## Input:
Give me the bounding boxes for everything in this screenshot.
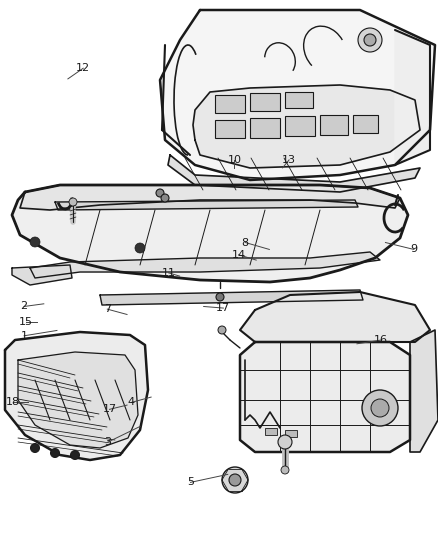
Polygon shape <box>18 352 138 448</box>
Text: 11: 11 <box>162 268 176 278</box>
Circle shape <box>216 293 224 301</box>
Bar <box>320 115 348 135</box>
Circle shape <box>229 474 241 486</box>
Polygon shape <box>193 85 420 168</box>
Text: 10: 10 <box>227 155 241 165</box>
Text: 18: 18 <box>6 398 20 407</box>
Circle shape <box>364 34 376 46</box>
Text: 15: 15 <box>19 318 33 327</box>
Polygon shape <box>240 292 430 342</box>
Polygon shape <box>240 342 410 452</box>
Text: 1: 1 <box>21 331 28 341</box>
Polygon shape <box>410 330 438 452</box>
Bar <box>250 118 280 138</box>
Circle shape <box>358 28 382 52</box>
Polygon shape <box>168 155 420 192</box>
Bar <box>215 95 245 113</box>
Text: 8: 8 <box>242 238 249 247</box>
Circle shape <box>135 243 145 253</box>
Circle shape <box>50 448 60 457</box>
Text: 13: 13 <box>282 155 296 165</box>
Text: 14: 14 <box>232 250 246 260</box>
Polygon shape <box>5 332 148 460</box>
Circle shape <box>69 198 77 206</box>
Bar <box>285 116 315 136</box>
Polygon shape <box>12 185 408 282</box>
Circle shape <box>30 237 40 247</box>
Bar <box>285 430 297 437</box>
Polygon shape <box>20 185 400 210</box>
Polygon shape <box>30 252 380 278</box>
Circle shape <box>31 443 39 453</box>
Circle shape <box>71 450 80 459</box>
Circle shape <box>278 435 292 449</box>
Polygon shape <box>100 290 363 305</box>
Circle shape <box>281 466 289 474</box>
Text: 3: 3 <box>104 438 111 447</box>
Polygon shape <box>395 30 430 165</box>
Bar <box>265 428 277 435</box>
Bar <box>353 115 378 133</box>
Bar <box>215 120 245 138</box>
Polygon shape <box>55 200 358 210</box>
Circle shape <box>371 399 389 417</box>
Circle shape <box>222 467 248 493</box>
Polygon shape <box>160 10 435 180</box>
Text: 9: 9 <box>410 245 417 254</box>
Text: 12: 12 <box>76 63 90 73</box>
Text: 17: 17 <box>102 405 117 414</box>
Text: 16: 16 <box>374 335 388 345</box>
Circle shape <box>362 390 398 426</box>
Text: 4: 4 <box>128 398 135 407</box>
Bar <box>250 93 280 111</box>
Polygon shape <box>12 265 72 285</box>
Text: 5: 5 <box>187 478 194 487</box>
Circle shape <box>161 194 169 202</box>
Circle shape <box>156 189 164 197</box>
Text: 17: 17 <box>216 303 230 313</box>
Circle shape <box>218 326 226 334</box>
Bar <box>285 92 313 108</box>
Text: 7: 7 <box>104 304 111 314</box>
Text: 2: 2 <box>21 302 28 311</box>
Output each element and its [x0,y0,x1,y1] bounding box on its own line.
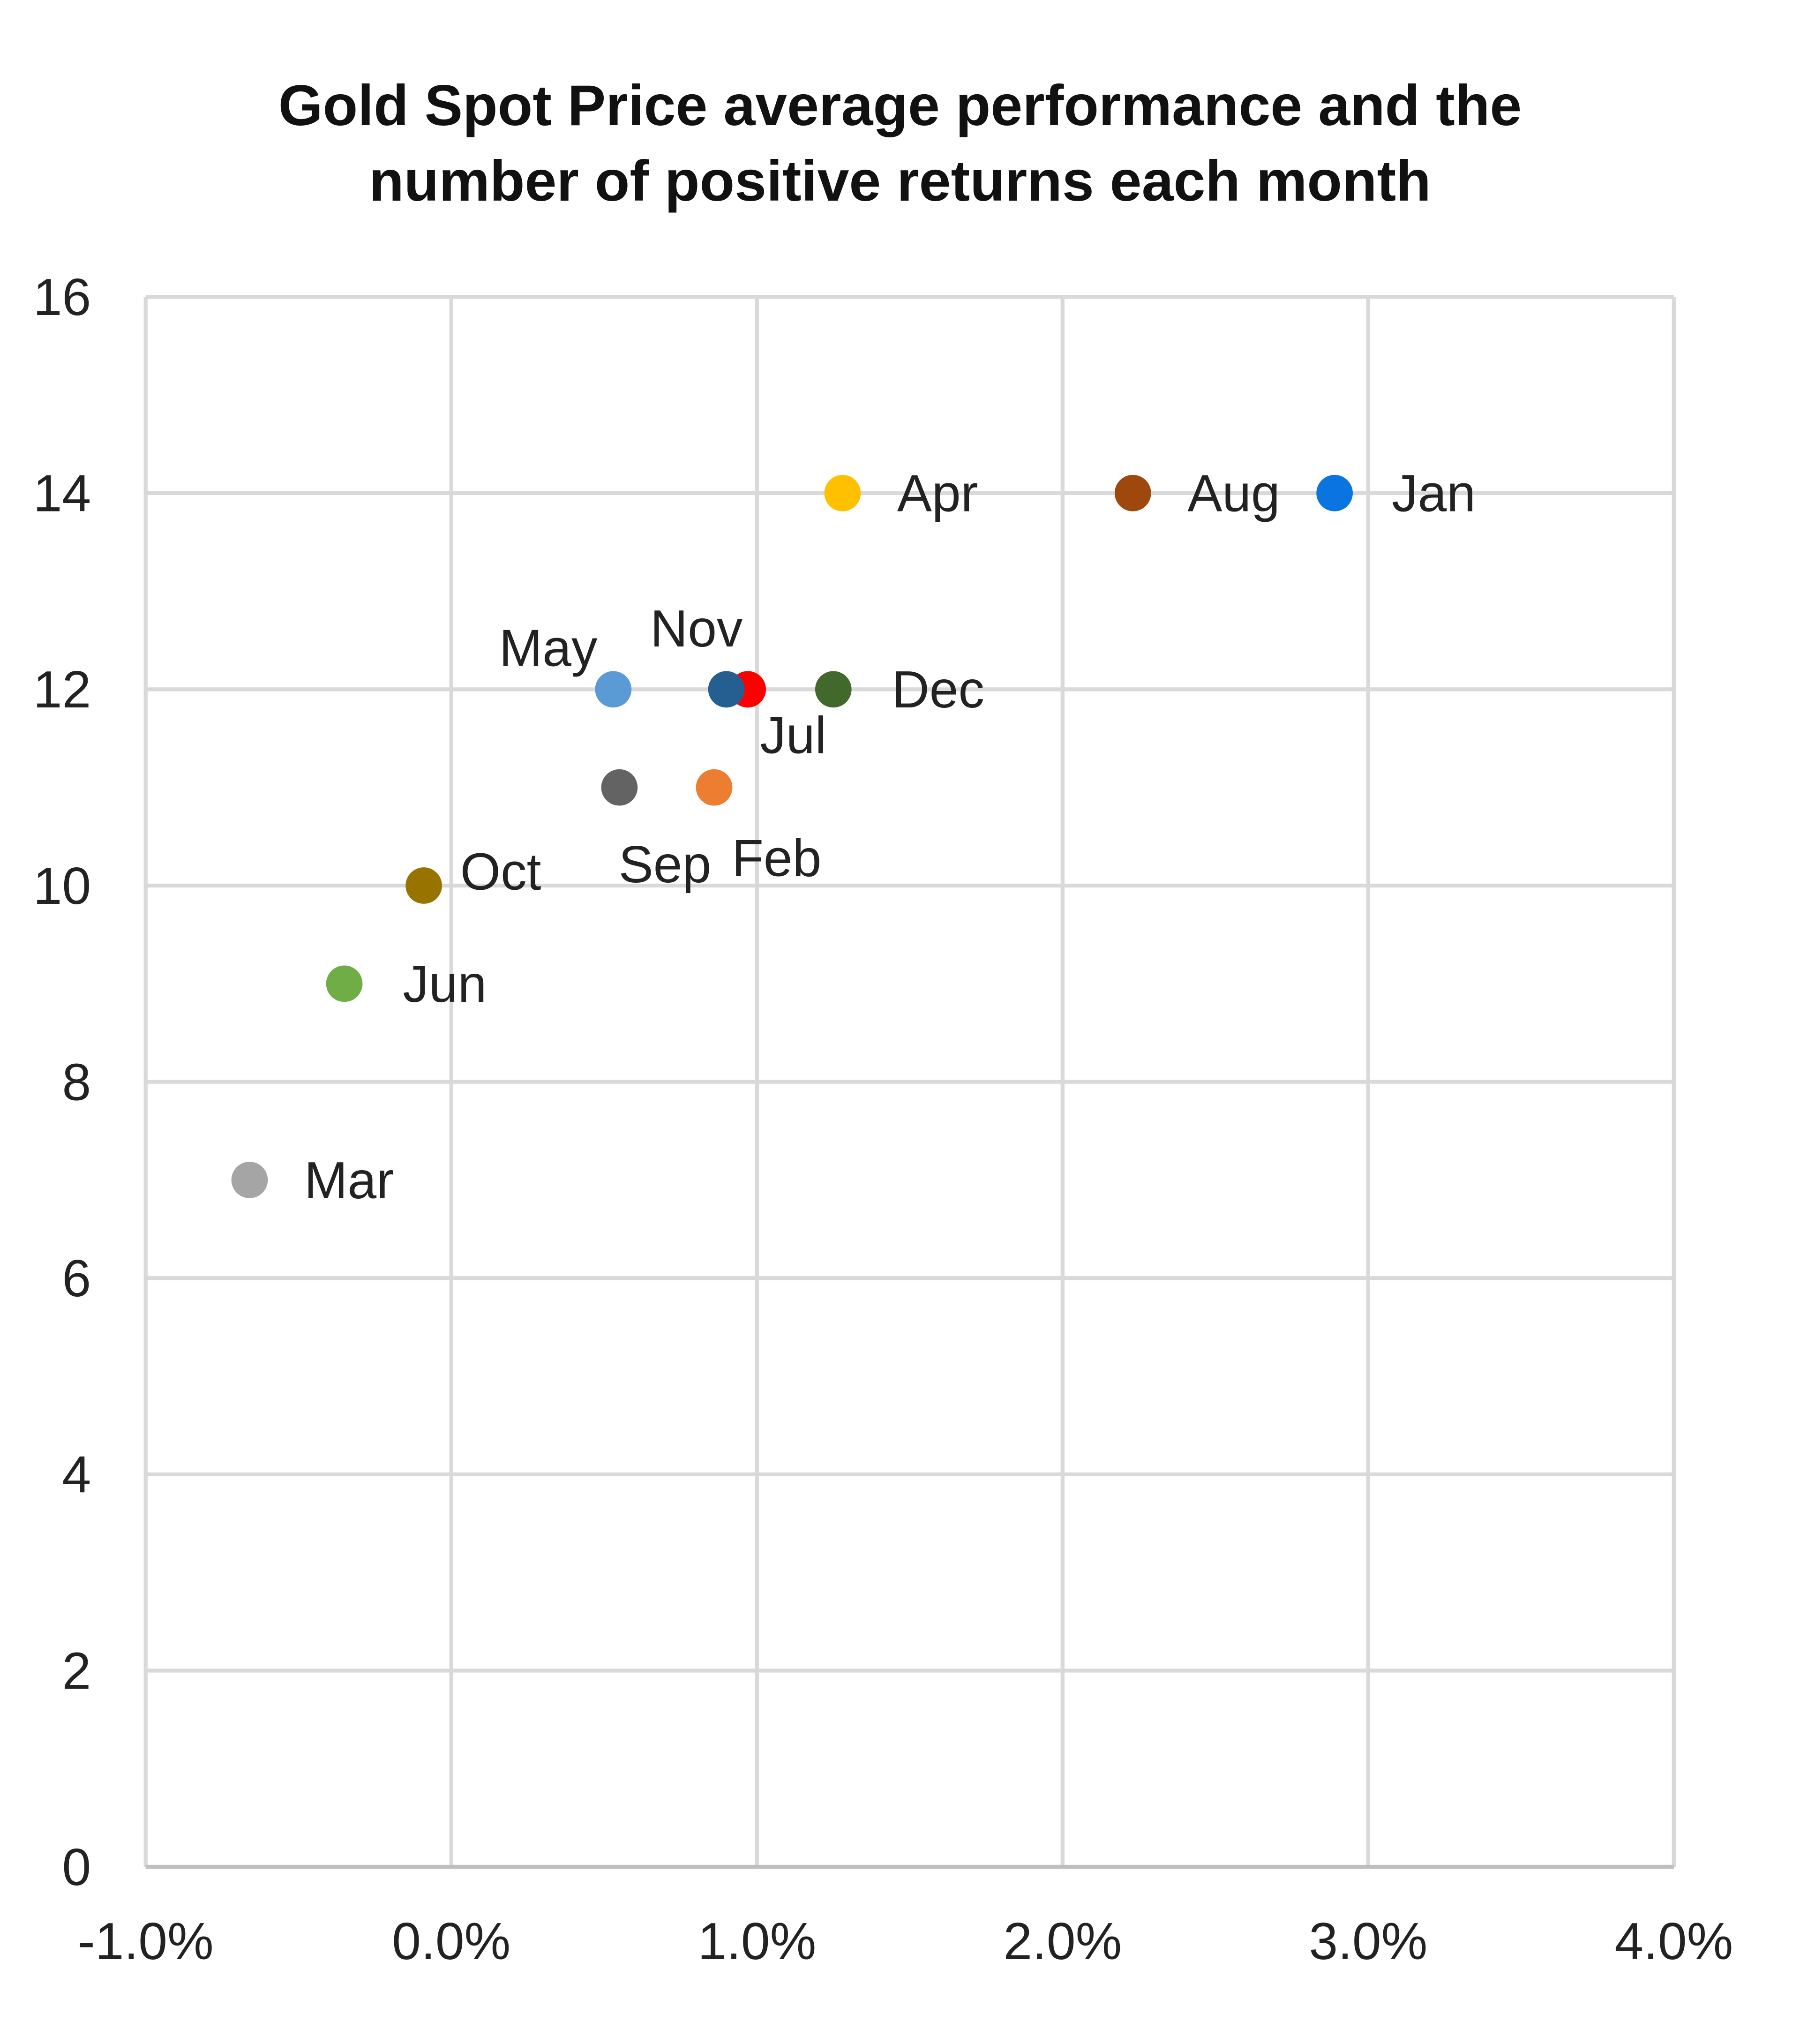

## Task objective:
Reproduce every line of the records above verbatim, leaving out the pictures.

## Response to the task:
Give me the bounding boxes for everything in this screenshot.
Polygon shape <box>18 352 138 448</box>
Text: 11: 11 <box>162 268 176 278</box>
Circle shape <box>216 293 224 301</box>
Bar <box>320 115 348 135</box>
Circle shape <box>229 474 241 486</box>
Polygon shape <box>193 85 420 168</box>
Text: 10: 10 <box>227 155 241 165</box>
Text: 18: 18 <box>6 398 20 407</box>
Circle shape <box>364 34 376 46</box>
Text: 15: 15 <box>19 318 33 327</box>
Polygon shape <box>240 292 430 342</box>
Polygon shape <box>240 342 410 452</box>
Text: 1: 1 <box>21 331 28 341</box>
Polygon shape <box>410 330 438 452</box>
Bar <box>250 118 280 138</box>
Circle shape <box>358 28 382 52</box>
Polygon shape <box>168 155 420 192</box>
Bar <box>215 95 245 113</box>
Text: 8: 8 <box>242 238 249 247</box>
Circle shape <box>135 243 145 253</box>
Circle shape <box>50 448 60 457</box>
Text: 13: 13 <box>282 155 296 165</box>
Text: 14: 14 <box>232 250 246 260</box>
Polygon shape <box>5 332 148 460</box>
Circle shape <box>69 198 77 206</box>
Bar <box>285 116 315 136</box>
Polygon shape <box>12 185 408 282</box>
Circle shape <box>30 237 40 247</box>
Bar <box>285 430 297 437</box>
Polygon shape <box>20 185 400 210</box>
Polygon shape <box>30 252 380 278</box>
Circle shape <box>31 443 39 453</box>
Circle shape <box>71 450 80 459</box>
Circle shape <box>278 435 292 449</box>
Polygon shape <box>100 290 363 305</box>
Circle shape <box>281 466 289 474</box>
Text: 3: 3 <box>104 438 111 447</box>
Polygon shape <box>395 30 430 165</box>
Bar <box>265 428 277 435</box>
Bar <box>353 115 378 133</box>
Bar <box>215 120 245 138</box>
Polygon shape <box>55 200 358 210</box>
Circle shape <box>371 399 389 417</box>
Circle shape <box>222 467 248 493</box>
Polygon shape <box>160 10 435 180</box>
Text: 9: 9 <box>410 245 417 254</box>
Text: 12: 12 <box>76 63 90 73</box>
Text: 17: 17 <box>102 405 117 414</box>
Text: 16: 16 <box>374 335 388 345</box>
Circle shape <box>362 390 398 426</box>
Text: 4: 4 <box>128 398 135 407</box>
Bar <box>250 93 280 111</box>
Polygon shape <box>12 265 72 285</box>
Text: 5: 5 <box>187 478 194 487</box>
Circle shape <box>161 194 169 202</box>
Circle shape <box>156 189 164 197</box>
Text: 17: 17 <box>216 303 230 313</box>
Circle shape <box>218 326 226 334</box>
Bar <box>285 92 313 108</box>
Text: 7: 7 <box>104 304 111 314</box>
Text: 2: 2 <box>21 302 28 311</box>
Output each element and its [x0,y0,x1,y1] bounding box on its own line.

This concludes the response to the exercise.